TASK STATEMENT
Report how many lines below contain the word "color", and give only that number.

PROVIDED MATERIAL
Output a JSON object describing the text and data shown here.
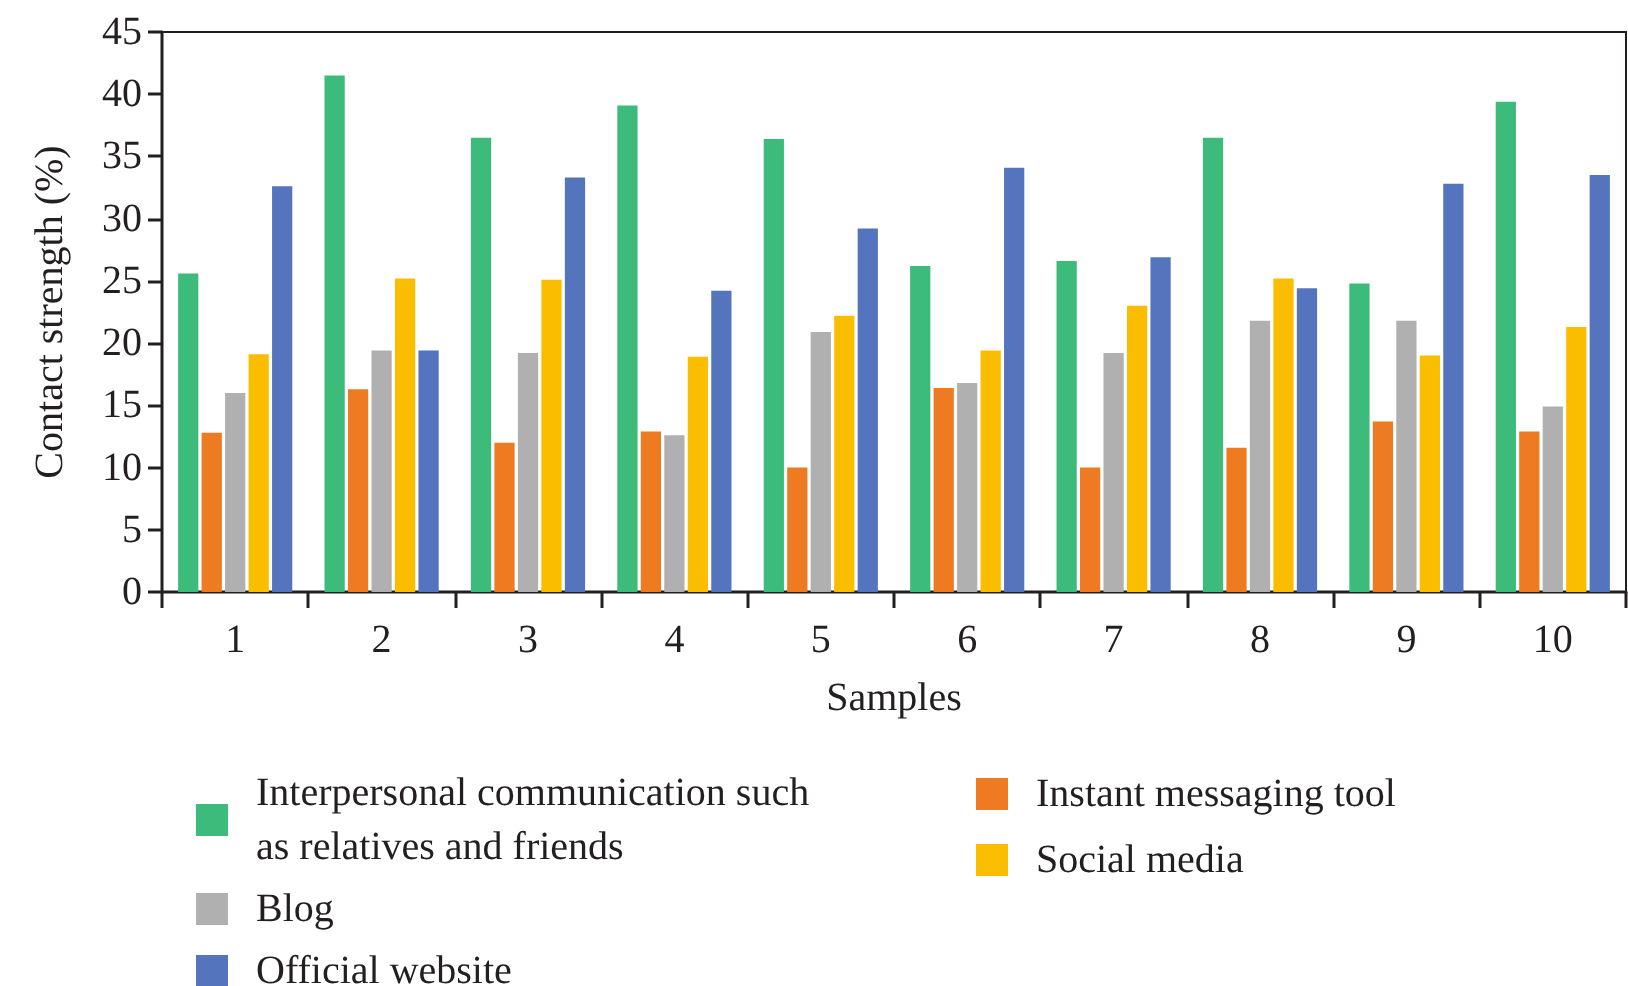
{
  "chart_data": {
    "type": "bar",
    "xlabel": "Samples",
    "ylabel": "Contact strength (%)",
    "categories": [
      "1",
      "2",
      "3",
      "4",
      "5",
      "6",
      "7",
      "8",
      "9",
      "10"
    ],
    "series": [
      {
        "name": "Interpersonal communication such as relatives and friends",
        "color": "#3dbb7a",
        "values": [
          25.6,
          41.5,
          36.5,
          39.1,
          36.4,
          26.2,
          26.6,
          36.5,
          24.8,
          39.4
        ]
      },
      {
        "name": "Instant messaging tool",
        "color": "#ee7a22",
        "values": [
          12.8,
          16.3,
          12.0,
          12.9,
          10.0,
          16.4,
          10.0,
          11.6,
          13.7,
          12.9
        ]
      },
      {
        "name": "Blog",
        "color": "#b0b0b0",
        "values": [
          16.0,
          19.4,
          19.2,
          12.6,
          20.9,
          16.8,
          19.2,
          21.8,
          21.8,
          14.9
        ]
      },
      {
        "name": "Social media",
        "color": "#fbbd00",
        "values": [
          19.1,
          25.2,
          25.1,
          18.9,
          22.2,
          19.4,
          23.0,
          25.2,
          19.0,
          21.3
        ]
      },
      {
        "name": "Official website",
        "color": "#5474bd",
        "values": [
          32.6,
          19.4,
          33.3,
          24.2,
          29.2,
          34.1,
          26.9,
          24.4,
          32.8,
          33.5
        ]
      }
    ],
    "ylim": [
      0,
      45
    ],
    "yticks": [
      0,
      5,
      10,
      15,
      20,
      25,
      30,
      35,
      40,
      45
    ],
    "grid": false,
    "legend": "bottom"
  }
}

THE RESPONSE
5